Goal of the exercise:
Copy, from the entries below, each line where the word "options" can be found.

────────

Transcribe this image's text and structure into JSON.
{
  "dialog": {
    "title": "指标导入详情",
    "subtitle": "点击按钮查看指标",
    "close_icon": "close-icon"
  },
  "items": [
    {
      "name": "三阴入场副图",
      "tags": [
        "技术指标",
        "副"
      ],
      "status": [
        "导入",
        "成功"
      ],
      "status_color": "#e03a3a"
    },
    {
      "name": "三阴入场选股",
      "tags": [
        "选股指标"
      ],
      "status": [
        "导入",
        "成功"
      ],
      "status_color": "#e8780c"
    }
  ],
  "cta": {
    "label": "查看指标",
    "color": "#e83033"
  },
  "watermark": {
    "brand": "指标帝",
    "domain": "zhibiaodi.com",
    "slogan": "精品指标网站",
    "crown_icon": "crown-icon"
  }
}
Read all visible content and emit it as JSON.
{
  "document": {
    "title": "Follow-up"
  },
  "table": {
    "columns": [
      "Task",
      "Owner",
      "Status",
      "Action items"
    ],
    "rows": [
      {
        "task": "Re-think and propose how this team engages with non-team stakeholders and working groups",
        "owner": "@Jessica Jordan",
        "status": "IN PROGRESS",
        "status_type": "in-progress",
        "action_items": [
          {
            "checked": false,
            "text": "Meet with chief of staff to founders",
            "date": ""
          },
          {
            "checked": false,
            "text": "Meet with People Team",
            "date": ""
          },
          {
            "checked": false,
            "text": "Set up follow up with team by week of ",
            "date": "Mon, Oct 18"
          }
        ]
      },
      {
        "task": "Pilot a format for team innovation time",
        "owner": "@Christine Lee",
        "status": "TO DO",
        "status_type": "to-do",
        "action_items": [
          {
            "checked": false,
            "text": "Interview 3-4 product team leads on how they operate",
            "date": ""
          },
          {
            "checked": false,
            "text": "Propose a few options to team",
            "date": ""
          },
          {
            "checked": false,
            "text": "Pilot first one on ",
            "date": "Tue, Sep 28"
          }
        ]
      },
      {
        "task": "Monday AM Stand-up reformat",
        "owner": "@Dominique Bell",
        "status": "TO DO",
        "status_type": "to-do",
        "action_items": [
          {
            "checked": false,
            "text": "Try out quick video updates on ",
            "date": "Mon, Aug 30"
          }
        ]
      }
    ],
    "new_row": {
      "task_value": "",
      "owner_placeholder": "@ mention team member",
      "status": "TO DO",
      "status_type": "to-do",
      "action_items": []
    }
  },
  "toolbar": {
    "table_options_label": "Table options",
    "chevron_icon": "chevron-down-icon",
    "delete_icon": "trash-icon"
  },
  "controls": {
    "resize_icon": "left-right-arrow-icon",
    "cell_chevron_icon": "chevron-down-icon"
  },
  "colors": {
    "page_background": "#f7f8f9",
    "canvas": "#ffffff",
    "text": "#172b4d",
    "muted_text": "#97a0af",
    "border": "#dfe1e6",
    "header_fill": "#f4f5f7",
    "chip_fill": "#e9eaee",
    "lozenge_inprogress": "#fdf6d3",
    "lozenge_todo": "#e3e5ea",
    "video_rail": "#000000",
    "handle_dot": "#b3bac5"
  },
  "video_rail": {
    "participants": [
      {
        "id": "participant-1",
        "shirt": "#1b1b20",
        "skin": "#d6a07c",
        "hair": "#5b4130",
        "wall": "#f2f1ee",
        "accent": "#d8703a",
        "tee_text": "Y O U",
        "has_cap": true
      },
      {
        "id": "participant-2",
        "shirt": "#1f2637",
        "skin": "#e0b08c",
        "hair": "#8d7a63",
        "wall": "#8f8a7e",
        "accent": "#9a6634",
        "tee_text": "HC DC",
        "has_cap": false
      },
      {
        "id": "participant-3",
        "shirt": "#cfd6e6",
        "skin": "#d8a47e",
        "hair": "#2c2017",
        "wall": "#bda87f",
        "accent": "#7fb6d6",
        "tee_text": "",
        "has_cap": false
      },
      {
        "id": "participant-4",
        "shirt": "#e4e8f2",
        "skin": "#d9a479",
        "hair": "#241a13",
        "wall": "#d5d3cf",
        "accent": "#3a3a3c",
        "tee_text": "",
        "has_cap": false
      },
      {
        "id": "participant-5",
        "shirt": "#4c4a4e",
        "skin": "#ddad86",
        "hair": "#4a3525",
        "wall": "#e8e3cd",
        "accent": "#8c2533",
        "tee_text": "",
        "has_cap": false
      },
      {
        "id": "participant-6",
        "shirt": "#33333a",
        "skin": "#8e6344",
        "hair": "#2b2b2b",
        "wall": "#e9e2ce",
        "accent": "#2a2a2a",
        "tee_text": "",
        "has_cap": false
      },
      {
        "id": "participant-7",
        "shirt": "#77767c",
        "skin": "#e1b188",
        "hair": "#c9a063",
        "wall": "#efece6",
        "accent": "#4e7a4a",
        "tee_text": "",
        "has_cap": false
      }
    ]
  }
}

────────

Solution to the exercise:
            "text": "Propose a few options to team",
    "table_options_label": "Table options",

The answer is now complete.